:: Given data

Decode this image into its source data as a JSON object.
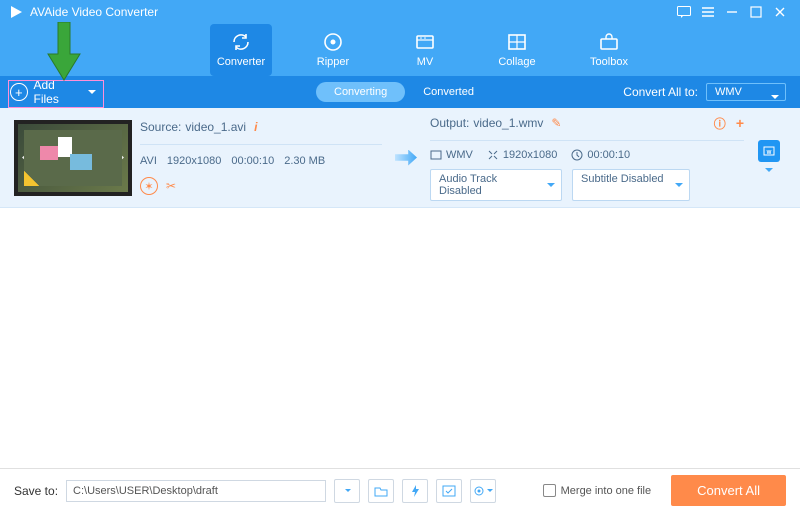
{
  "app": {
    "title": "AVAide Video Converter"
  },
  "nav": [
    {
      "label": "Converter",
      "icon": "converter"
    },
    {
      "label": "Ripper",
      "icon": "ripper"
    },
    {
      "label": "MV",
      "icon": "mv"
    },
    {
      "label": "Collage",
      "icon": "collage"
    },
    {
      "label": "Toolbox",
      "icon": "toolbox"
    }
  ],
  "toolbar": {
    "add_files": "Add Files",
    "tabs": {
      "converting": "Converting",
      "converted": "Converted"
    },
    "convert_all_label": "Convert All to:",
    "convert_all_format": "WMV"
  },
  "file": {
    "source_label": "Source:",
    "source_name": "video_1.avi",
    "src_fmt": "AVI",
    "src_res": "1920x1080",
    "src_dur": "00:00:10",
    "src_size": "2.30 MB",
    "output_label": "Output:",
    "output_name": "video_1.wmv",
    "out_fmt": "WMV",
    "out_res": "1920x1080",
    "out_dur": "00:00:10",
    "audio_track": "Audio Track Disabled",
    "subtitle": "Subtitle Disabled",
    "badge": "WMV"
  },
  "footer": {
    "save_to_label": "Save to:",
    "save_path": "C:\\Users\\USER\\Desktop\\draft",
    "merge_label": "Merge into one file",
    "convert_btn": "Convert All"
  }
}
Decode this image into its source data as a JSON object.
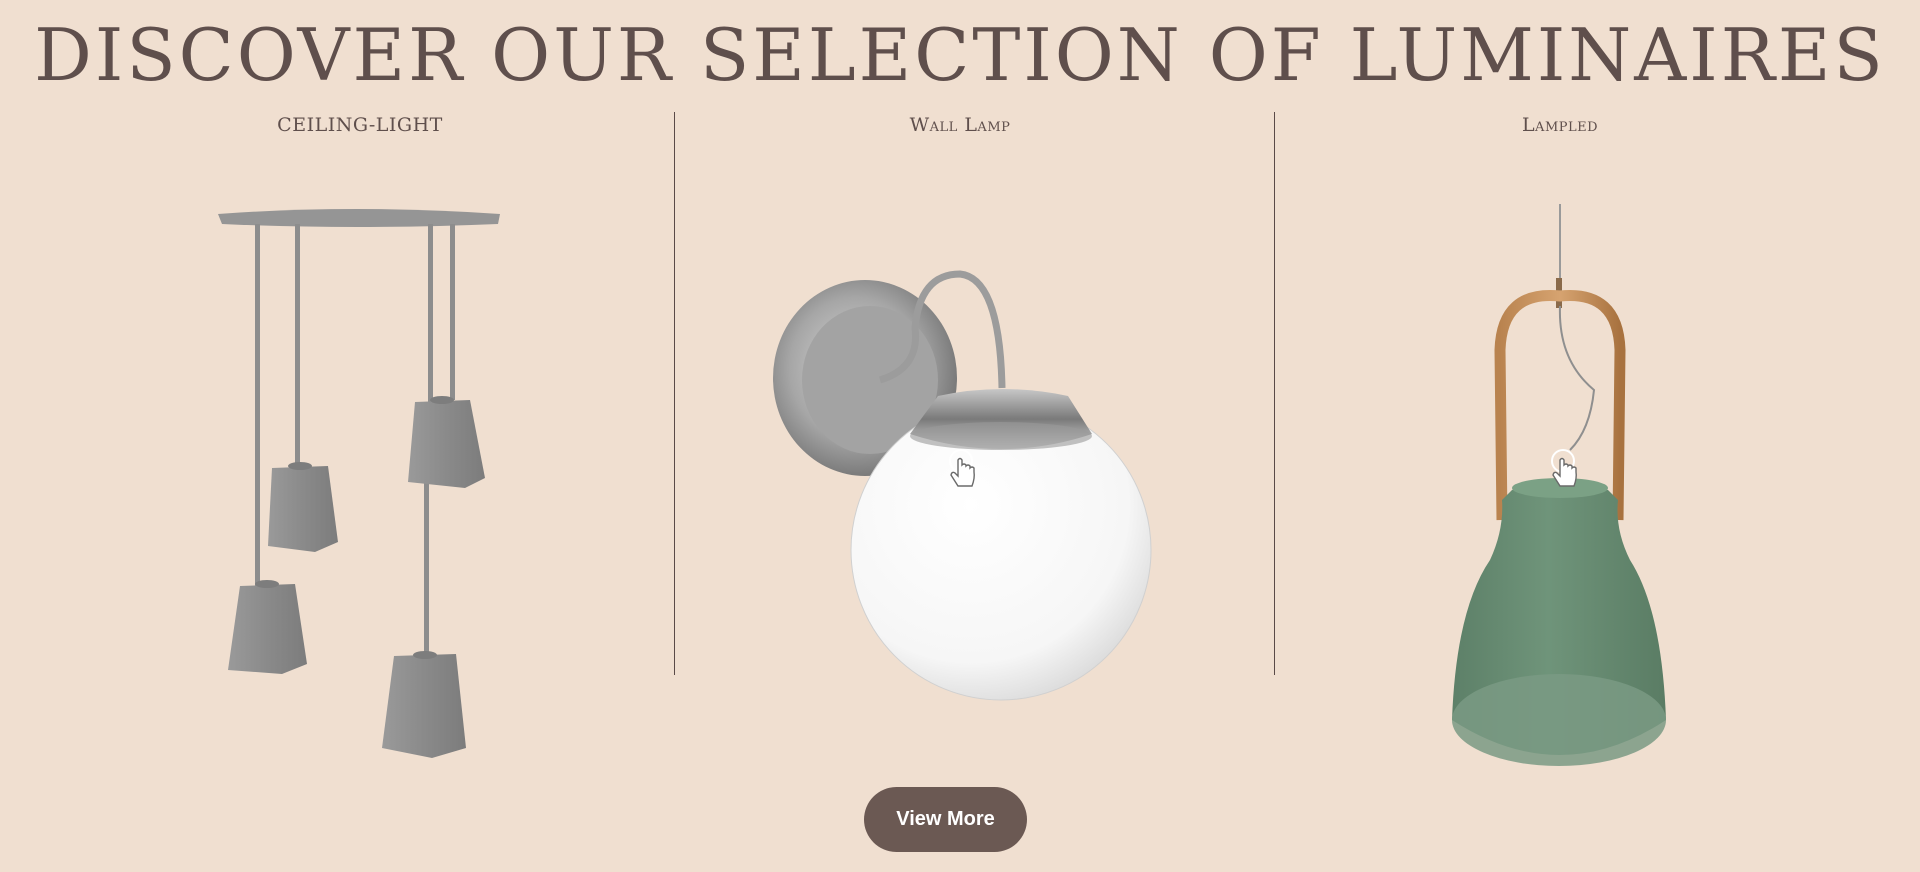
{
  "headline": "DISCOVER OUR SELECTION OF LUMINAIRES",
  "columns": [
    {
      "title": "CEILING-LIGHT",
      "icon": "ceiling-light-icon"
    },
    {
      "title": "Wall Lamp",
      "icon": "wall-lamp-icon"
    },
    {
      "title": "Lampled",
      "icon": "lampled-icon"
    }
  ],
  "cta": {
    "label": "View More"
  },
  "colors": {
    "background": "#f0dfd0",
    "text": "#5f4f4c",
    "button": "#6b5953",
    "button_text": "#ffffff",
    "ceiling_metal": "#8e8e8e",
    "lamp_green": "#6a8f74",
    "wood": "#c9955f"
  }
}
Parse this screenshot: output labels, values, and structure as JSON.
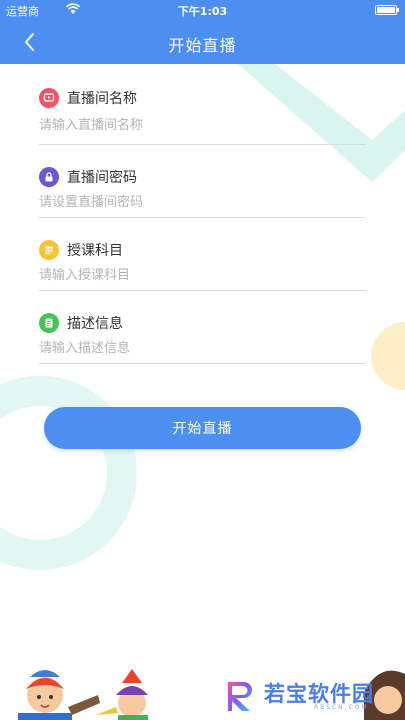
{
  "status_bar": {
    "carrier": "运营商",
    "time": "下午1:03",
    "icons": [
      "wifi-icon",
      "battery-icon"
    ]
  },
  "nav": {
    "title": "开始直播",
    "back_icon": "chevron-left-icon"
  },
  "form": {
    "fields": [
      {
        "label": "直播间名称",
        "placeholder": "请输入直播间名称",
        "value": "",
        "icon": "live-room-icon",
        "icon_color": "#ef5466"
      },
      {
        "label": "直播间密码",
        "placeholder": "请设置直播间密码",
        "value": "",
        "icon": "lock-icon",
        "icon_color": "#6a59d6"
      },
      {
        "label": "授课科目",
        "placeholder": "请输入授课科目",
        "value": "",
        "icon": "subject-list-icon",
        "icon_color": "#f5c435"
      },
      {
        "label": "描述信息",
        "placeholder": "请输入描述信息",
        "value": "",
        "icon": "document-icon",
        "icon_color": "#45c35c"
      }
    ]
  },
  "start_button": {
    "label": "开始直播"
  },
  "watermark": {
    "text": "若宝软件园",
    "sub": "RBSCN.COM"
  },
  "colors": {
    "primary": "#4d8ff0",
    "deco_teal": "#d8f5ee",
    "deco_yellow": "#fdf0c8"
  }
}
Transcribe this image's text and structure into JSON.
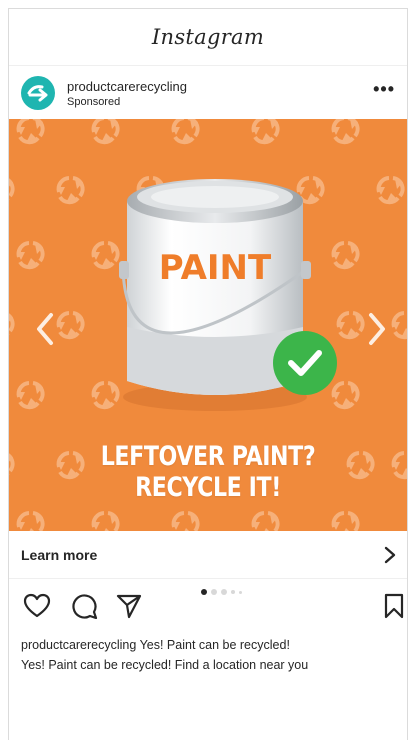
{
  "app": {
    "title": "Instagram"
  },
  "post": {
    "username": "productcarerecycling",
    "sponsored_label": "Sponsored",
    "more_label": "•••",
    "can_label": "PAINT",
    "headline_line1": "LEFTOVER PAINT?",
    "headline_line2": "RECYCLE IT!",
    "cta_label": "Learn more",
    "carousel": {
      "count": 5,
      "active": 1
    },
    "caption_user": "productcarerecycling",
    "caption_line1": "Yes! Paint can be recycled!",
    "caption_line2": "Yes! Paint can be recycled! Find a location near you"
  },
  "colors": {
    "ad_background": "#f08a3c",
    "avatar": "#1fb5b0",
    "check": "#3cb54a"
  },
  "icons": [
    "heart-icon",
    "comment-icon",
    "share-icon",
    "bookmark-icon",
    "chevron-right-icon",
    "prev-arrow-icon",
    "next-arrow-icon"
  ]
}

::::

» **What needs to be done**
Each record above must be returned exactly as written, with its pictures omitted.

» **Task solution**
Decode this image into its source data as a JSON object.
{
  "app": {
    "title": "AVAide Video Converter"
  },
  "nav": [
    {
      "label": "Converter",
      "icon": "converter"
    },
    {
      "label": "Ripper",
      "icon": "ripper"
    },
    {
      "label": "MV",
      "icon": "mv"
    },
    {
      "label": "Collage",
      "icon": "collage"
    },
    {
      "label": "Toolbox",
      "icon": "toolbox"
    }
  ],
  "toolbar": {
    "add_files": "Add Files",
    "tabs": {
      "converting": "Converting",
      "converted": "Converted"
    },
    "convert_all_label": "Convert All to:",
    "convert_all_format": "WMV"
  },
  "file": {
    "source_label": "Source:",
    "source_name": "video_1.avi",
    "src_fmt": "AVI",
    "src_res": "1920x1080",
    "src_dur": "00:00:10",
    "src_size": "2.30 MB",
    "output_label": "Output:",
    "output_name": "video_1.wmv",
    "out_fmt": "WMV",
    "out_res": "1920x1080",
    "out_dur": "00:00:10",
    "audio_track": "Audio Track Disabled",
    "subtitle": "Subtitle Disabled",
    "badge": "WMV"
  },
  "footer": {
    "save_to_label": "Save to:",
    "save_path": "C:\\Users\\USER\\Desktop\\draft",
    "merge_label": "Merge into one file",
    "convert_btn": "Convert All"
  }
}
Decode this image into its source data as a JSON object.
{
  "headline": "DISCOVER OUR SELECTION OF LUMINAIRES",
  "columns": [
    {
      "title": "CEILING-LIGHT",
      "icon": "ceiling-light-icon"
    },
    {
      "title": "Wall Lamp",
      "icon": "wall-lamp-icon"
    },
    {
      "title": "Lampled",
      "icon": "lampled-icon"
    }
  ],
  "cta": {
    "label": "View More"
  },
  "colors": {
    "background": "#f0dfd0",
    "text": "#5f4f4c",
    "button": "#6b5953",
    "button_text": "#ffffff",
    "ceiling_metal": "#8e8e8e",
    "lamp_green": "#6a8f74",
    "wood": "#c9955f"
  }
}
Parse this screenshot: output labels, values, and structure as JSON.
{
  "status_bar": {
    "carrier": "运营商",
    "time": "下午1:03",
    "icons": [
      "wifi-icon",
      "battery-icon"
    ]
  },
  "nav": {
    "title": "开始直播",
    "back_icon": "chevron-left-icon"
  },
  "form": {
    "fields": [
      {
        "label": "直播间名称",
        "placeholder": "请输入直播间名称",
        "value": "",
        "icon": "live-room-icon",
        "icon_color": "#ef5466"
      },
      {
        "label": "直播间密码",
        "placeholder": "请设置直播间密码",
        "value": "",
        "icon": "lock-icon",
        "icon_color": "#6a59d6"
      },
      {
        "label": "授课科目",
        "placeholder": "请输入授课科目",
        "value": "",
        "icon": "subject-list-icon",
        "icon_color": "#f5c435"
      },
      {
        "label": "描述信息",
        "placeholder": "请输入描述信息",
        "value": "",
        "icon": "document-icon",
        "icon_color": "#45c35c"
      }
    ]
  },
  "start_button": {
    "label": "开始直播"
  },
  "watermark": {
    "text": "若宝软件园",
    "sub": "RBSCN.COM"
  },
  "colors": {
    "primary": "#4d8ff0",
    "deco_teal": "#d8f5ee",
    "deco_yellow": "#fdf0c8"
  }
}
Transcribe this image's text and structure into JSON.
{
  "app": {
    "title": "Instagram"
  },
  "post": {
    "username": "productcarerecycling",
    "sponsored_label": "Sponsored",
    "more_label": "•••",
    "can_label": "PAINT",
    "headline_line1": "LEFTOVER PAINT?",
    "headline_line2": "RECYCLE IT!",
    "cta_label": "Learn more",
    "carousel": {
      "count": 5,
      "active": 1
    },
    "caption_user": "productcarerecycling",
    "caption_line1": "Yes! Paint can be recycled!",
    "caption_line2": "Yes! Paint can be recycled! Find a location near you"
  },
  "colors": {
    "ad_background": "#f08a3c",
    "avatar": "#1fb5b0",
    "check": "#3cb54a"
  },
  "icons": [
    "heart-icon",
    "comment-icon",
    "share-icon",
    "bookmark-icon",
    "chevron-right-icon",
    "prev-arrow-icon",
    "next-arrow-icon"
  ]
}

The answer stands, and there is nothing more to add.